_Data excerpts_
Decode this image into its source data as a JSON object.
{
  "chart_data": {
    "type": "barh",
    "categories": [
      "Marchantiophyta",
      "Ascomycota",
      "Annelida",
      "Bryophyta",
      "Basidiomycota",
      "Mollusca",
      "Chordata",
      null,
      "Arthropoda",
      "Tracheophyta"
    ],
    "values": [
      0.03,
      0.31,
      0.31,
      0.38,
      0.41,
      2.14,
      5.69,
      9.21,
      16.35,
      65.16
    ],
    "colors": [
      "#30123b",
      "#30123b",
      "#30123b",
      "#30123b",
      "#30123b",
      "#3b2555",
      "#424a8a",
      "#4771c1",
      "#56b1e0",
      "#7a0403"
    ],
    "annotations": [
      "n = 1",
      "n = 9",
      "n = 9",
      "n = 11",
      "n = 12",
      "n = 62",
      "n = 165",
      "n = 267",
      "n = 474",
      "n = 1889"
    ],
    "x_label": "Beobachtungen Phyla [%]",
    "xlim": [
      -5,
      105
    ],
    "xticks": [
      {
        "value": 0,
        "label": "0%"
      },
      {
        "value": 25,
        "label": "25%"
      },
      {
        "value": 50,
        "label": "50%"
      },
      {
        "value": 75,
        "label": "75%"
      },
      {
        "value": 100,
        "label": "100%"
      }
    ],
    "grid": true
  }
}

_Written request_
Recopy the entries above in their entirety, exactly.

_Complete response_
Decode this image into its source data as a JSON object.
{
  "chart_data": {
    "type": "barh",
    "categories": [
      "Marchantiophyta",
      "Ascomycota",
      "Annelida",
      "Bryophyta",
      "Basidiomycota",
      "Mollusca",
      "Chordata",
      null,
      "Arthropoda",
      "Tracheophyta"
    ],
    "values": [
      0.03,
      0.31,
      0.31,
      0.38,
      0.41,
      2.14,
      5.69,
      9.21,
      16.35,
      65.16
    ],
    "colors": [
      "#30123b",
      "#30123b",
      "#30123b",
      "#30123b",
      "#30123b",
      "#3b2555",
      "#424a8a",
      "#4771c1",
      "#56b1e0",
      "#7a0403"
    ],
    "annotations": [
      "n = 1",
      "n = 9",
      "n = 9",
      "n = 11",
      "n = 12",
      "n = 62",
      "n = 165",
      "n = 267",
      "n = 474",
      "n = 1889"
    ],
    "x_label": "Beobachtungen Phyla [%]",
    "xlim": [
      -5,
      105
    ],
    "xticks": [
      {
        "value": 0,
        "label": "0%"
      },
      {
        "value": 25,
        "label": "25%"
      },
      {
        "value": 50,
        "label": "50%"
      },
      {
        "value": 75,
        "label": "75%"
      },
      {
        "value": 100,
        "label": "100%"
      }
    ],
    "grid": true
  }
}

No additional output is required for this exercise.